[Data items]
§ §
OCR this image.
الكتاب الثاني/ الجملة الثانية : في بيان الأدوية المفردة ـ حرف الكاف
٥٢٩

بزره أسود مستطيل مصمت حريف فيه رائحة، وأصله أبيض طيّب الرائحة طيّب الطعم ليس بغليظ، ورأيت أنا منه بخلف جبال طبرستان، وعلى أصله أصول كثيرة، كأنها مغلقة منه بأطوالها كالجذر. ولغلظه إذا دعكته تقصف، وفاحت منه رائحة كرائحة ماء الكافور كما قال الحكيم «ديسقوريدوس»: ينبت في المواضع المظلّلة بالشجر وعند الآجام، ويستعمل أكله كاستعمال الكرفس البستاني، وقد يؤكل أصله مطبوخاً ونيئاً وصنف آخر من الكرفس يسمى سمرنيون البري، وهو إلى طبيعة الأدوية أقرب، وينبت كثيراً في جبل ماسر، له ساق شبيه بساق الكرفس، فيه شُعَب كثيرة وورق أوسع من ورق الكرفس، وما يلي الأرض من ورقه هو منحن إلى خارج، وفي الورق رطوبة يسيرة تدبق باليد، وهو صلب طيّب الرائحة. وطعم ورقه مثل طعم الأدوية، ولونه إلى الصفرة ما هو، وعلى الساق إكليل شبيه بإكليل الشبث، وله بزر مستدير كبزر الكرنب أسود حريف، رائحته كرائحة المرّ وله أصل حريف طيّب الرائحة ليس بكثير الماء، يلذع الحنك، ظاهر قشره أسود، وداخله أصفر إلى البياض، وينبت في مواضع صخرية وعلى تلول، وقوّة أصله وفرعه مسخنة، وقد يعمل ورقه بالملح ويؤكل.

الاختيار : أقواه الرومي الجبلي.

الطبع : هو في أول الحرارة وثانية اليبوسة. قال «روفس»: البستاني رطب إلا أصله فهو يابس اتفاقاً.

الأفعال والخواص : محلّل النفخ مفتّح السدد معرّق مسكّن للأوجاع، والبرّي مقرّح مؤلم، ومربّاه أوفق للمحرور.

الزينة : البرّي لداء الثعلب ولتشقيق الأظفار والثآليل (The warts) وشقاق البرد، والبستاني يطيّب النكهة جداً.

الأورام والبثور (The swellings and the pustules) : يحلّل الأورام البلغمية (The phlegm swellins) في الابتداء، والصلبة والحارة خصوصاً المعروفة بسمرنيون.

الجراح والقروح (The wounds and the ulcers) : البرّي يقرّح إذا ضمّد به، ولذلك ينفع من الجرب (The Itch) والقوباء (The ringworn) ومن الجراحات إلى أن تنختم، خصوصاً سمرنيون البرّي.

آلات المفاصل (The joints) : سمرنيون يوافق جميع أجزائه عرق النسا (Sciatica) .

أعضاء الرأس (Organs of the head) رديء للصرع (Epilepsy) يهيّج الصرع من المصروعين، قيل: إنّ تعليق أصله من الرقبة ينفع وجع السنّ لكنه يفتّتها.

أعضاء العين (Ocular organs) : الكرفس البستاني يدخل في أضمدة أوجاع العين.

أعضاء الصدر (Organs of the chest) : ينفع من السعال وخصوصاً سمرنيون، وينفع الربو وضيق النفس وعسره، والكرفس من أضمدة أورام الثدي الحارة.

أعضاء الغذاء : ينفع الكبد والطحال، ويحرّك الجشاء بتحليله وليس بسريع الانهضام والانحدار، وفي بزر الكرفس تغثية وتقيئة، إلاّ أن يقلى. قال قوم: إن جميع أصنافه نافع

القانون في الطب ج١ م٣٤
§ §
Given problem
Collect the lines of the records that include the string "أعضاء".

Result of the exercise
أعضاء الرأس (Organs of the head) رديء للصرع (Epilepsy) يهيّج الصرع من المصروعين، قيل: إنّ تعليق أصله من الرقبة ينفع وجع السنّ لكنه يفتّتها.
أعضاء العين (Ocular organs) : الكرفس البستاني يدخل في أضمدة أوجاع العين.
أعضاء الصدر (Organs of the chest) : ينفع من السعال وخصوصاً سمرنيون، وينفع الربو وضيق النفس وعسره، والكرفس من أضمدة أورام الثدي الحارة.
أعضاء الغذاء : ينفع الكبد والطحال، ويحرّك الجشاء بتحليله وليس بسريع الانهضام والانحدار، وفي بزر الكرفس تغثية وتقيئة، إلاّ أن يقلى. قال قوم: إن جميع أصنافه نافع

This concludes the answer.